Among the entries below, find the line that contains "x-tick-label: 1.8 [537, 205, 557, 218]" and reproduce it and every following line verbatim, stopping after the line that contains "y-tick-label: 9.2 [50, 340, 70, 353]".

++++ Given information

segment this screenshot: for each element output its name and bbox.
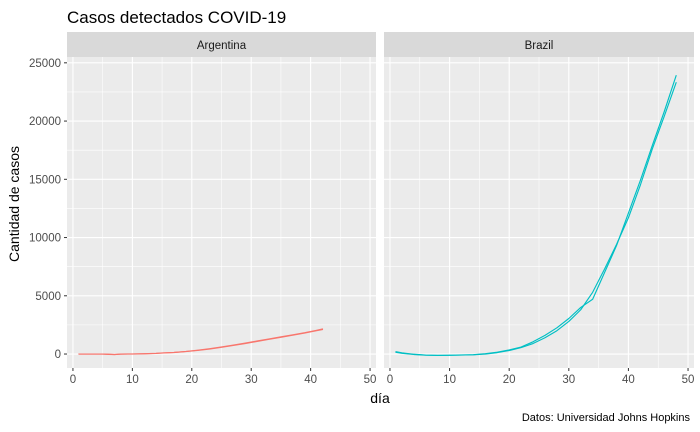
- x-tick-label: 10: [443, 374, 456, 386]
- x-tick-label: 40: [622, 374, 635, 386]
- x-tick-label: 0: [387, 374, 393, 386]
- y-tick-label: 5000: [35, 291, 61, 303]
- x-tick-label: 30: [245, 374, 258, 386]
- y-axis-title: Cantidad de casos: [6, 146, 22, 262]
- strip-argentina: [67, 32, 376, 57]
- series-line-brazil-2: [395, 75, 677, 356]
- x-tick-label: 40: [304, 374, 317, 386]
- panels-layer: Argentina 0 10 20 30 40 50 Brazil 0 10 20 30 40 50 0 50…: [29, 32, 694, 386]
- y-tick-label: 10000: [29, 233, 61, 245]
- x-tick-label: 30: [562, 374, 575, 386]
- strip-label-argentina: Argentina: [197, 40, 247, 52]
- y-tick-label: 0: [55, 349, 61, 361]
- x-axis-title: día: [370, 390, 390, 406]
- y-tick-label: 15000: [29, 174, 61, 186]
- x-tick-label: 20: [185, 374, 198, 386]
- x-tick-label: 50: [364, 374, 377, 386]
- x-tick-label: 0: [70, 374, 76, 386]
- x-tick-label: 50: [682, 374, 695, 386]
- x-tick-label: 20: [503, 374, 516, 386]
- chart-caption: Datos: Universidad Johns Hopkins: [522, 412, 691, 424]
- y-tick-label: 20000: [29, 116, 61, 128]
- chart-title: Casos detectados COVID-19: [67, 8, 286, 27]
- strip-brazil: [384, 32, 694, 57]
- y-tick-label: 25000: [29, 58, 61, 70]
- series-line-argentina-2: [78, 328, 324, 356]
- x-tick-label: 10: [126, 374, 139, 386]
- strip-label-brazil: Brazil: [525, 40, 554, 52]
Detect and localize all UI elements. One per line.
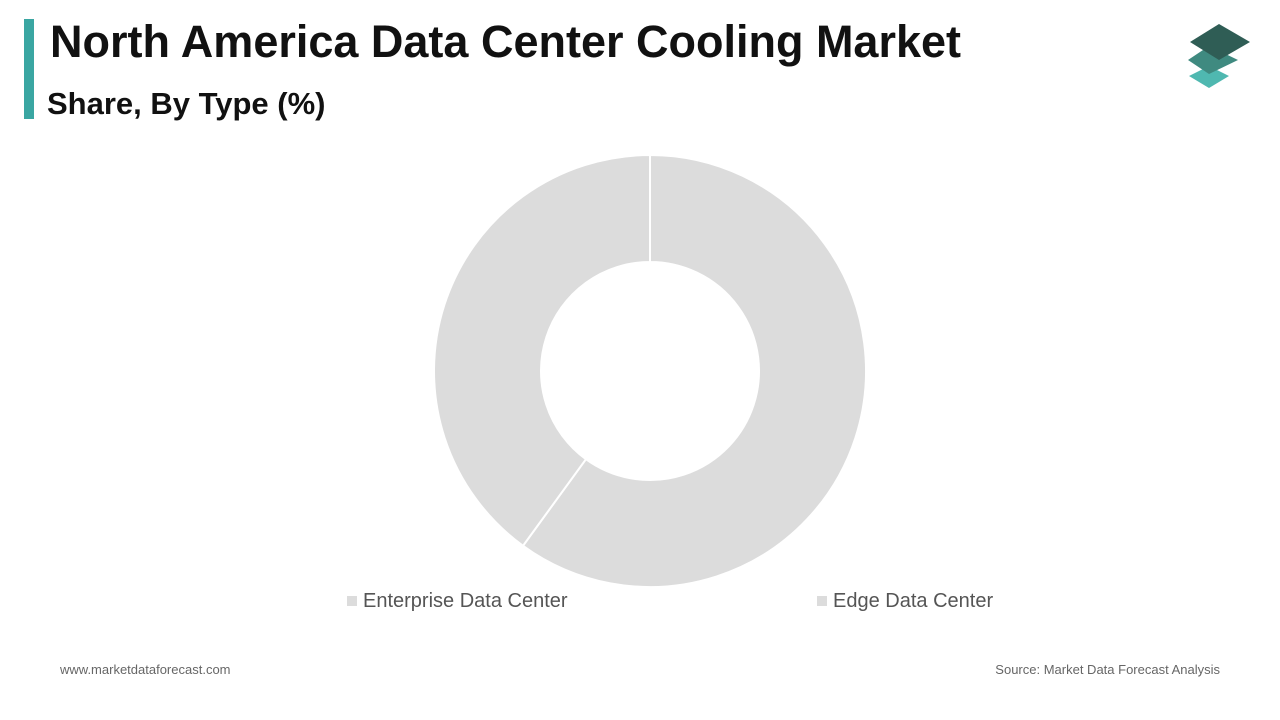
legend-label-edge: Edge Data Center — [833, 589, 994, 612]
legend-item-enterprise: Enterprise Data Center — [347, 588, 568, 614]
logo-layer-top — [1190, 24, 1250, 60]
donut-slice-enterprise-data-center — [521, 153, 867, 588]
chart-subtitle: Share, By Type (%) — [47, 86, 326, 121]
footer-website: www.marketdataforecast.com — [60, 662, 231, 677]
page-title: North America Data Center Cooling Market — [50, 16, 962, 67]
legend-swatch-edge — [817, 596, 827, 606]
legend-swatch-enterprise — [347, 596, 357, 606]
stacked-layers-icon — [1188, 24, 1250, 88]
legend-label-enterprise: Enterprise Data Center — [363, 589, 568, 612]
donut-slice-edge-data-center — [433, 153, 651, 548]
footer-source: Source: Market Data Forecast Analysis — [995, 662, 1220, 677]
donut-slices — [433, 153, 867, 588]
title-accent-bar — [24, 19, 34, 119]
logo-layer-bottom — [1189, 66, 1229, 88]
logo-layer-middle — [1188, 46, 1238, 74]
legend-item-edge: Edge Data Center — [817, 588, 993, 614]
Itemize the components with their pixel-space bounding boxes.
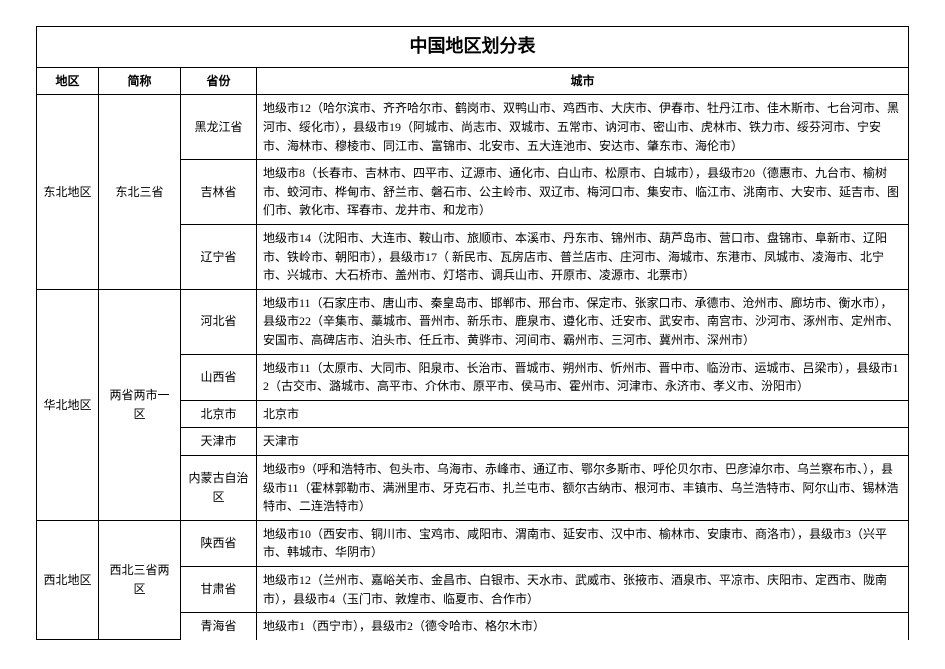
region-abbr: 东北三省 — [99, 95, 181, 289]
header-province: 省份 — [181, 67, 257, 95]
region-name: 西北地区 — [37, 520, 99, 639]
province-name: 青海省 — [181, 613, 257, 640]
header-row: 地区 简称 省份 城市 — [37, 67, 909, 95]
province-name: 黑龙江省 — [181, 95, 257, 160]
province-cities: 天津市 — [257, 428, 909, 456]
table-row: 西北地区 西北三省两区 陕西省 地级市10（西安市、铜川市、宝鸡市、咸阳市、渭南… — [37, 520, 909, 566]
province-name: 内蒙古自治区 — [181, 455, 257, 520]
province-name: 陕西省 — [181, 520, 257, 566]
province-cities: 地级市1（西宁市），县级市2（德令哈市、格尔木市） — [257, 613, 909, 640]
province-cities: 地级市12（兰州市、嘉峪关市、金昌市、白银市、天水市、武威市、张掖市、酒泉市、平… — [257, 566, 909, 612]
province-name: 甘肃省 — [181, 566, 257, 612]
province-name: 山西省 — [181, 354, 257, 400]
region-abbr: 两省两市一区 — [99, 289, 181, 520]
province-cities: 地级市14（沈阳市、大连市、鞍山市、旅顺市、本溪市、丹东市、锦州市、葫芦岛市、营… — [257, 225, 909, 290]
province-cities: 北京市 — [257, 400, 909, 428]
header-abbr: 简称 — [99, 67, 181, 95]
table-row: 华北地区 两省两市一区 河北省 地级市11（石家庄市、唐山市、秦皇岛市、邯郸市、… — [37, 289, 909, 354]
province-name: 北京市 — [181, 400, 257, 428]
province-cities: 地级市8（长春市、吉林市、四平市、辽源市、通化市、白山市、松原市、白城市），县级… — [257, 160, 909, 225]
region-abbr: 西北三省两区 — [99, 520, 181, 639]
province-cities: 地级市10（西安市、铜川市、宝鸡市、咸阳市、渭南市、延安市、汉中市、榆林市、安康… — [257, 520, 909, 566]
table-row: 东北地区 东北三省 黑龙江省 地级市12（哈尔滨市、齐齐哈尔市、鹤岗市、双鸭山市… — [37, 95, 909, 160]
region-name: 东北地区 — [37, 95, 99, 289]
province-name: 河北省 — [181, 289, 257, 354]
table-title: 中国地区划分表 — [37, 27, 909, 68]
title-row: 中国地区划分表 — [37, 27, 909, 68]
header-cities: 城市 — [257, 67, 909, 95]
province-cities: 地级市11（石家庄市、唐山市、秦皇岛市、邯郸市、邢台市、保定市、张家口市、承德市… — [257, 289, 909, 354]
province-name: 吉林省 — [181, 160, 257, 225]
province-name: 天津市 — [181, 428, 257, 456]
province-cities: 地级市9（呼和浩特市、包头市、乌海市、赤峰市、通辽市、鄂尔多斯市、呼伦贝尔市、巴… — [257, 455, 909, 520]
province-name: 辽宁省 — [181, 225, 257, 290]
region-name: 华北地区 — [37, 289, 99, 520]
province-cities: 地级市12（哈尔滨市、齐齐哈尔市、鹤岗市、双鸭山市、鸡西市、大庆市、伊春市、牡丹… — [257, 95, 909, 160]
regions-table: 中国地区划分表 地区 简称 省份 城市 东北地区 东北三省 黑龙江省 地级市12… — [36, 26, 909, 640]
header-region: 地区 — [37, 67, 99, 95]
province-cities: 地级市11（太原市、大同市、阳泉市、长治市、晋城市、朔州市、忻州市、晋中市、临汾… — [257, 354, 909, 400]
page: { "title": "中国地区划分表", "headers": { "regi… — [0, 0, 945, 666]
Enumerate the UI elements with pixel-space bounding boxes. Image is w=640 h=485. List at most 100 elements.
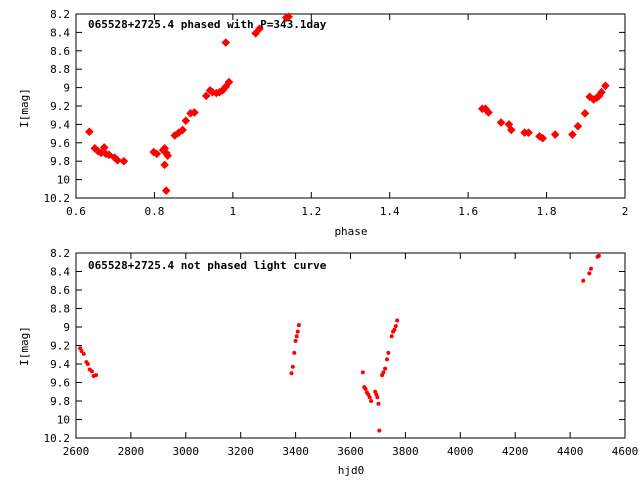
x-tick-label: 1.8 [537, 205, 557, 218]
data-point [369, 399, 374, 403]
data-point [360, 370, 365, 375]
x-tick-label: 2800 [118, 445, 145, 458]
data-point [389, 334, 394, 339]
data-point [367, 395, 372, 400]
data-point [377, 428, 382, 433]
y-tick-label: 9.2 [50, 340, 70, 353]
phased-light-curve-panel: 8.2 8.4 8.6 8.8 9 9.2 9.4 9.6 9.8 10 10.2 0.6 0.8 1 1… [18, 8, 628, 238]
data-point [293, 338, 298, 343]
data-point [393, 324, 398, 329]
x-tick-label: 1.6 [458, 205, 478, 218]
x-axis-label: hjd0 [338, 464, 365, 477]
data-point [580, 109, 590, 118]
x-tick-label: 0.6 [66, 205, 86, 218]
x-tick-label: 3800 [392, 445, 419, 458]
y-tick-label: 9.6 [50, 377, 70, 390]
data-point [597, 87, 606, 97]
data-point [81, 351, 86, 356]
data-point [190, 108, 199, 117]
data-point [161, 186, 171, 195]
data-point [221, 38, 231, 47]
data-point [601, 81, 610, 91]
x-axis-label: phase [334, 225, 367, 238]
y-tick-label: 8.8 [50, 63, 70, 76]
y-tick-label: 9.8 [50, 155, 70, 168]
y-tick-label: 8.6 [50, 284, 70, 297]
plot-frame [75, 13, 626, 199]
y-tick-label: 8.2 [50, 8, 70, 21]
data-point [568, 130, 577, 139]
x-tick-label: 3600 [337, 445, 364, 458]
plot-frame [75, 252, 626, 439]
data-point [290, 364, 295, 369]
data-points [85, 12, 610, 195]
data-point [596, 253, 601, 258]
y-tick-label: 8.4 [50, 26, 70, 39]
y-axis-ticks: 8.2 8.4 8.6 8.8 9 9.2 9.4 9.6 9.8 10 10.2 [44, 8, 625, 205]
unphased-light-curve-panel: 8.2 8.4 8.6 8.8 9 9.2 9.4 9.6 9.8 10 10.2 2600 2800… [18, 247, 638, 477]
x-tick-label: 4400 [557, 445, 584, 458]
y-tick-label: 10.2 [44, 432, 71, 445]
data-point [381, 370, 386, 375]
data-point [99, 143, 109, 152]
y-tick-label: 10 [57, 414, 70, 427]
data-point [251, 29, 260, 38]
data-point [550, 130, 560, 139]
data-point [294, 334, 299, 339]
y-tick-label: 9 [63, 321, 70, 334]
data-point [588, 266, 593, 271]
y-tick-label: 9.2 [50, 100, 70, 113]
y-tick-label: 8.4 [50, 266, 70, 279]
data-point [383, 366, 388, 371]
x-tick-label: 2 [622, 205, 629, 218]
data-point [152, 149, 162, 159]
data-point [363, 386, 368, 391]
data-point [506, 125, 516, 135]
data-point [292, 350, 297, 355]
x-tick-label: 1 [230, 205, 237, 218]
data-point [255, 24, 264, 34]
data-point [376, 401, 381, 406]
data-point [224, 77, 234, 87]
data-point [392, 327, 397, 332]
y-tick-label: 9.4 [50, 118, 70, 131]
data-point [524, 128, 533, 137]
data-point [178, 125, 187, 135]
y-tick-label: 9.8 [50, 395, 70, 408]
data-point [295, 329, 300, 334]
y-axis-label: I[mag] [18, 326, 31, 366]
x-tick-label: 4600 [612, 445, 639, 458]
data-point [587, 271, 592, 276]
y-tick-label: 9.4 [50, 358, 70, 371]
data-point [395, 318, 400, 323]
y-tick-label: 8.6 [50, 45, 70, 58]
data-points [78, 253, 601, 433]
data-point [85, 127, 94, 137]
data-point [385, 357, 390, 362]
x-tick-label: 1.4 [380, 205, 400, 218]
x-tick-label: 3400 [282, 445, 309, 458]
data-point [85, 362, 90, 366]
x-tick-label: 3200 [227, 445, 254, 458]
data-point [581, 278, 586, 283]
chart-title: 065528+2725.4 not phased light curve [88, 259, 327, 272]
x-tick-label: 2600 [63, 445, 90, 458]
data-point [484, 108, 493, 117]
x-axis-ticks: 0.6 0.8 1 1.2 1.4 1.6 1.8 2 [66, 14, 628, 218]
data-point [375, 395, 380, 400]
chart-title: 065528+2725.4 phased with P=343.1day [88, 18, 327, 31]
x-axis-ticks: 2600 2800 3000 3200 3400 3600 3800 4000 4200 4400… [63, 253, 639, 458]
y-tick-label: 10 [57, 174, 70, 187]
data-point [113, 155, 122, 165]
data-point [289, 371, 294, 376]
y-axis-label: I[mag] [18, 88, 31, 128]
data-point [79, 349, 84, 354]
x-tick-label: 1.2 [301, 205, 321, 218]
x-tick-label: 4000 [447, 445, 474, 458]
y-tick-label: 8.8 [50, 303, 70, 316]
data-point [573, 121, 583, 131]
data-point [163, 151, 173, 160]
y-tick-label: 8.2 [50, 247, 70, 260]
data-point [538, 133, 547, 143]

++++++++

Full answer:
x-tick-label: 1.8 [537, 205, 557, 218]
data-point [369, 399, 374, 403]
data-point [360, 370, 365, 375]
x-tick-label: 2800 [118, 445, 145, 458]
data-point [389, 334, 394, 339]
data-point [367, 395, 372, 400]
data-point [377, 428, 382, 433]
y-tick-label: 9.2 [50, 340, 70, 353]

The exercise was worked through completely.